REQUIREMENT:
Note each line of the listing that contains the string "silakan", and copy it.

[Extracted records]
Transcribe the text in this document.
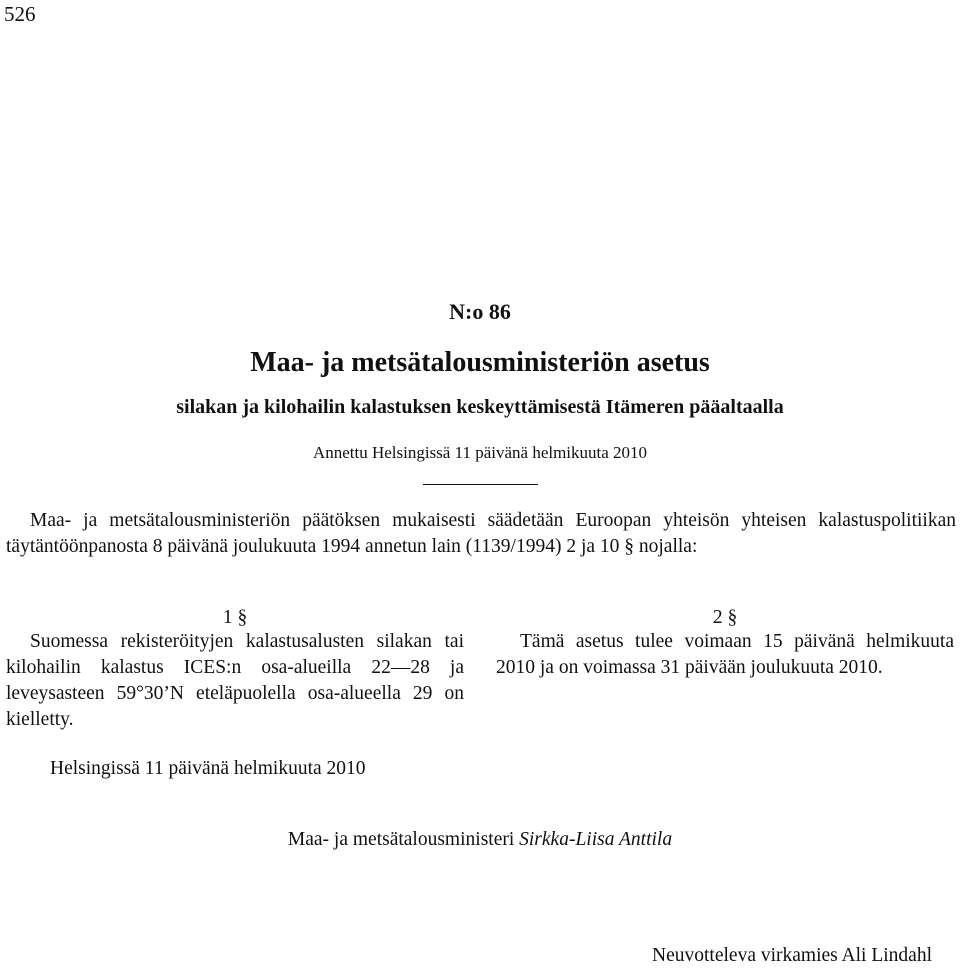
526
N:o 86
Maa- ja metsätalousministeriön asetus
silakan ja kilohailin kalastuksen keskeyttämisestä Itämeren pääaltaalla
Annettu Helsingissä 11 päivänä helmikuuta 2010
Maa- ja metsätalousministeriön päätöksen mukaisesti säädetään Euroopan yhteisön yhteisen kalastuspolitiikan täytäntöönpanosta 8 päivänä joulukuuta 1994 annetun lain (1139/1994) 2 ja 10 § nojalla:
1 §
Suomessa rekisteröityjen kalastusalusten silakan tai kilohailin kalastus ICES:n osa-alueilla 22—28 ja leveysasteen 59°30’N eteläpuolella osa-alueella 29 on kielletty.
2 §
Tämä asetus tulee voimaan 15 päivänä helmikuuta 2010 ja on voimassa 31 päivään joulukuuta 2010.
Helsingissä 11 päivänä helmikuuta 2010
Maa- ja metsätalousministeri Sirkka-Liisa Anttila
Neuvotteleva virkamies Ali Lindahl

WORKED ANSWER:
silakan ja kilohailin kalastuksen keskeyttämisestä Itämeren pääaltaalla
Suomessa rekisteröityjen kalastusalusten silakan tai kilohailin kalastus ICES:n osa-alueilla 22—28 ja leveysasteen 59°30’N eteläpuolella osa-alueella 29 on kielletty.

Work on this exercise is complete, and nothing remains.